*** Given data ***

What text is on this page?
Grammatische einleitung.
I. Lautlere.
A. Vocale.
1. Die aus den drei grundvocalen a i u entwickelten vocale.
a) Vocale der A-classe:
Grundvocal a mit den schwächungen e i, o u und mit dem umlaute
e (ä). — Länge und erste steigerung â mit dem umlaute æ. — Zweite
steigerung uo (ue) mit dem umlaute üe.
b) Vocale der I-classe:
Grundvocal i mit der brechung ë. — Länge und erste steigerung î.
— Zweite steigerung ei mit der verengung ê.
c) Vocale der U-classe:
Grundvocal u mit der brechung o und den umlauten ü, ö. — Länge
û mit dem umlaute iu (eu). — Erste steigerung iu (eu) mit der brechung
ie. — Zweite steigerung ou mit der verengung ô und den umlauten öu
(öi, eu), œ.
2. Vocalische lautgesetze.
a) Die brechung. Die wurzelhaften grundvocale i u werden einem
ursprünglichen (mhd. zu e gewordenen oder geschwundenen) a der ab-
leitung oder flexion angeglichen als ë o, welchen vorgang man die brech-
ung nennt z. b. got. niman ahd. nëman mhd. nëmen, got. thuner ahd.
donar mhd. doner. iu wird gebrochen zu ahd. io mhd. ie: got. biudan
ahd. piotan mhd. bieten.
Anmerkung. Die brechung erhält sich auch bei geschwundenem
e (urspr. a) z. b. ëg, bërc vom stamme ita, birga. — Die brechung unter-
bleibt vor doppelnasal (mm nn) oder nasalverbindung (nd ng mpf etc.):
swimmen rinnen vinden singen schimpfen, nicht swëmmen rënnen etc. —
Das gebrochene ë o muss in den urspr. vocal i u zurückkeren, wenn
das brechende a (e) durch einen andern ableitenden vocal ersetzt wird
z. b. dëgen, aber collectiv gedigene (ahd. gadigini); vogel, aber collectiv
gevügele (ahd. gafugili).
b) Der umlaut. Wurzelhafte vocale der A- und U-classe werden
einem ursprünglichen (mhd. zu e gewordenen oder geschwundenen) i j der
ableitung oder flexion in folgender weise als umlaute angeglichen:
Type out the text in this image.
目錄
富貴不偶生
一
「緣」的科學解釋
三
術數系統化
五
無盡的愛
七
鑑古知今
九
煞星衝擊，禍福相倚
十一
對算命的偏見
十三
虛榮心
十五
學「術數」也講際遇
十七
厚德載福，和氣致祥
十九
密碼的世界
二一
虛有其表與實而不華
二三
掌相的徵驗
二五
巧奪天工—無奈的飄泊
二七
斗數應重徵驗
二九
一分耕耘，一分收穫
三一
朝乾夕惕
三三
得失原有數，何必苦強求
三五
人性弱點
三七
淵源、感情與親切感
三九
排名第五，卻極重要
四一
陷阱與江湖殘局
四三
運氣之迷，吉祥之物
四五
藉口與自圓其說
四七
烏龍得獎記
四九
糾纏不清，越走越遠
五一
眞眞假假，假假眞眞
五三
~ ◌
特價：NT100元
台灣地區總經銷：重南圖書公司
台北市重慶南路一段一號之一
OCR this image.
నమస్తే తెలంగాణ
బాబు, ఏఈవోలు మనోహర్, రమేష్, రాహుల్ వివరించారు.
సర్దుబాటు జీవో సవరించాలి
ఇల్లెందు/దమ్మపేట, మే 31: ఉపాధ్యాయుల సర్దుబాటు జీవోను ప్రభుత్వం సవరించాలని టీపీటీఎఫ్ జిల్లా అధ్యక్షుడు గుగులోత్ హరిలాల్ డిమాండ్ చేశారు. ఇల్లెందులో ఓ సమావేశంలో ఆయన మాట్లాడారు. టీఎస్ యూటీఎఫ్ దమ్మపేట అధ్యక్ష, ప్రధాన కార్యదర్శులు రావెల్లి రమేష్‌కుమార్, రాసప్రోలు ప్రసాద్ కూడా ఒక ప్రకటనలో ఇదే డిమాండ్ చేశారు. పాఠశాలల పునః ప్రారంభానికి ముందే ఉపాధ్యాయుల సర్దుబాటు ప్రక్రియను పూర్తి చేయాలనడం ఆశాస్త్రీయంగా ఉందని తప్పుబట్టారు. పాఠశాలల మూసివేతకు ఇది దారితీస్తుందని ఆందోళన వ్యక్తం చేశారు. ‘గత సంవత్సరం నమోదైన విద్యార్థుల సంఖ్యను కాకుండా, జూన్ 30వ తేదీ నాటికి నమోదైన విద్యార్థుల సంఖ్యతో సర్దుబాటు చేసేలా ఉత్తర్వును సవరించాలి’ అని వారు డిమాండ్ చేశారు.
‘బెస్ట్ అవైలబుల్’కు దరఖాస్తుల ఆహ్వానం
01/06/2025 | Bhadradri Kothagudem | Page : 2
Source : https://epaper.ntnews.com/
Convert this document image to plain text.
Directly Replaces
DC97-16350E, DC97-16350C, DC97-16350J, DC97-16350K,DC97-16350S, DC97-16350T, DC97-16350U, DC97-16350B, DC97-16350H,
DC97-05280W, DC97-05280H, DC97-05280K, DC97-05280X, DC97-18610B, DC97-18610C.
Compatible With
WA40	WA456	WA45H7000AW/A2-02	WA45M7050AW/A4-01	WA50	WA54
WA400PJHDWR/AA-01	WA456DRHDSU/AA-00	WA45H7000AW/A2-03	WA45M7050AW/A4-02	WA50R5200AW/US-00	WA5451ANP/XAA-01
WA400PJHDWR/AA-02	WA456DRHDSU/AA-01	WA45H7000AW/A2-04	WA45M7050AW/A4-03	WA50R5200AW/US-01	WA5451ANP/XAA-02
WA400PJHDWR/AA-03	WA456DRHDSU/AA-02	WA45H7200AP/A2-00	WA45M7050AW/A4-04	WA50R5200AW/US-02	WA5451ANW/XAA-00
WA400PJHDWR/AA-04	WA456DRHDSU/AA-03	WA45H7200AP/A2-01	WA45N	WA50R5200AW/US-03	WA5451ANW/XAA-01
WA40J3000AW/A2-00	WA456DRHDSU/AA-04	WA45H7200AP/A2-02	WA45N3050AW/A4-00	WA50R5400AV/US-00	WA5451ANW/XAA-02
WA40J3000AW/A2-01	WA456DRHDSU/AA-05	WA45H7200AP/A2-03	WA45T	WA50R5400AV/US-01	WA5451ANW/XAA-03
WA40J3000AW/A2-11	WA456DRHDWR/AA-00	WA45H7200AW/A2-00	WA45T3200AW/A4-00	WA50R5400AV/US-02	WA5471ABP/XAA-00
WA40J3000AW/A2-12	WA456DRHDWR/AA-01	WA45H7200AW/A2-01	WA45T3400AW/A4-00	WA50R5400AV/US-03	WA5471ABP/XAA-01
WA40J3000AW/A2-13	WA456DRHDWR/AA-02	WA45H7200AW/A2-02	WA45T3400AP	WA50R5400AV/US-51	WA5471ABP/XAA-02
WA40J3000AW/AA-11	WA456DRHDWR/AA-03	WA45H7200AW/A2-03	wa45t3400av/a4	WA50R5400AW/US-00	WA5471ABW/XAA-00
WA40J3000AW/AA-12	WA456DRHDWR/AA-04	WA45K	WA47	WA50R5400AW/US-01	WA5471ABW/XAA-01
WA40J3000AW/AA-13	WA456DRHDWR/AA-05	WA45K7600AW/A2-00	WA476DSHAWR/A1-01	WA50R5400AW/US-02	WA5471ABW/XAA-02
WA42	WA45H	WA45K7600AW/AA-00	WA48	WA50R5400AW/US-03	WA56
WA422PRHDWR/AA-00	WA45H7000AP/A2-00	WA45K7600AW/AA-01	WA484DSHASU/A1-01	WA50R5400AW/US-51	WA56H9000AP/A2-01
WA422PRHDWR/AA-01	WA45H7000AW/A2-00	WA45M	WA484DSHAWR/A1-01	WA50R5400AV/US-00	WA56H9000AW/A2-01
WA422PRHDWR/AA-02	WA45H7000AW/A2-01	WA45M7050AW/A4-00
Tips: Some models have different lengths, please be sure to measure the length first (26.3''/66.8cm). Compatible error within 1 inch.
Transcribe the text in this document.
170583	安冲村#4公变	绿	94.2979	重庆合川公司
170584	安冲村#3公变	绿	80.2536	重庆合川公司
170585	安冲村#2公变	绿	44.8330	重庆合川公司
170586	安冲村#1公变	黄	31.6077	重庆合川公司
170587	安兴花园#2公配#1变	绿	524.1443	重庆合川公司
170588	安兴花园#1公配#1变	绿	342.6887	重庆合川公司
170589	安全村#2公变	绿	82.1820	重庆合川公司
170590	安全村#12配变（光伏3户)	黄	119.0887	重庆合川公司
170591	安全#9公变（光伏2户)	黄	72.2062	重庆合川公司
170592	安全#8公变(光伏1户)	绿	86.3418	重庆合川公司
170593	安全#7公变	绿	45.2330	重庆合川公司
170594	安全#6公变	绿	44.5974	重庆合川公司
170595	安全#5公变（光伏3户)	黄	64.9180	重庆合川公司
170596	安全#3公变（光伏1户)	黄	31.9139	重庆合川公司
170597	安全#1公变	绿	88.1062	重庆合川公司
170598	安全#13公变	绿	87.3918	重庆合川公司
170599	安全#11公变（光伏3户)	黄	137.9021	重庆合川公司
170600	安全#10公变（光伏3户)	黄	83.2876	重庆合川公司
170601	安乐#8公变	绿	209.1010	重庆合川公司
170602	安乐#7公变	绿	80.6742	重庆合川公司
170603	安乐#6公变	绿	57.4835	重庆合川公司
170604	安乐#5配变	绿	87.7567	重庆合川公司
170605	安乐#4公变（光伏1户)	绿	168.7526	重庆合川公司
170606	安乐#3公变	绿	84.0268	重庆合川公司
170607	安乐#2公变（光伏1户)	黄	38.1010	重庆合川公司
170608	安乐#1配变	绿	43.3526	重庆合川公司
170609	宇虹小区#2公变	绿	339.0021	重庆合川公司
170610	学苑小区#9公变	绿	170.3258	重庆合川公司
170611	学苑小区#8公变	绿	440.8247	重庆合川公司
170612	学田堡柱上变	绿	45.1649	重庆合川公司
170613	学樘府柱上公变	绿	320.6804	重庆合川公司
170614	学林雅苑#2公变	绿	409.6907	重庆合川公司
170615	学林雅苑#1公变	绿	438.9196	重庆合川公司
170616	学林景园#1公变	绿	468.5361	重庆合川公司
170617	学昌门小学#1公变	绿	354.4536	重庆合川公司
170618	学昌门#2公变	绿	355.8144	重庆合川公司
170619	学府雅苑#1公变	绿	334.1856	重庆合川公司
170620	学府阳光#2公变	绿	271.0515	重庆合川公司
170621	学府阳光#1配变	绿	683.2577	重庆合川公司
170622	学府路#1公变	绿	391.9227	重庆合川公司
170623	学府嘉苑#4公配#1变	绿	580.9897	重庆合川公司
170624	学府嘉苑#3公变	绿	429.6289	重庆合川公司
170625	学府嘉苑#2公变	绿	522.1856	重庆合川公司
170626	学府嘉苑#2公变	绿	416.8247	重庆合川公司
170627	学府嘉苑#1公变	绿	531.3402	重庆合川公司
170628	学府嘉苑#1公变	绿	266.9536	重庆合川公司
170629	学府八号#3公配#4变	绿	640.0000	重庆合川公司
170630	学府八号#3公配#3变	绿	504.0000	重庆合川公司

***

Lines from the records above that hold "gewordenen" are the ones to list.

ursprünglichen (mhd. zu e gewordenen oder geschwundenen) a der ab-
einem ursprünglichen (mhd. zu e gewordenen oder geschwundenen) i j der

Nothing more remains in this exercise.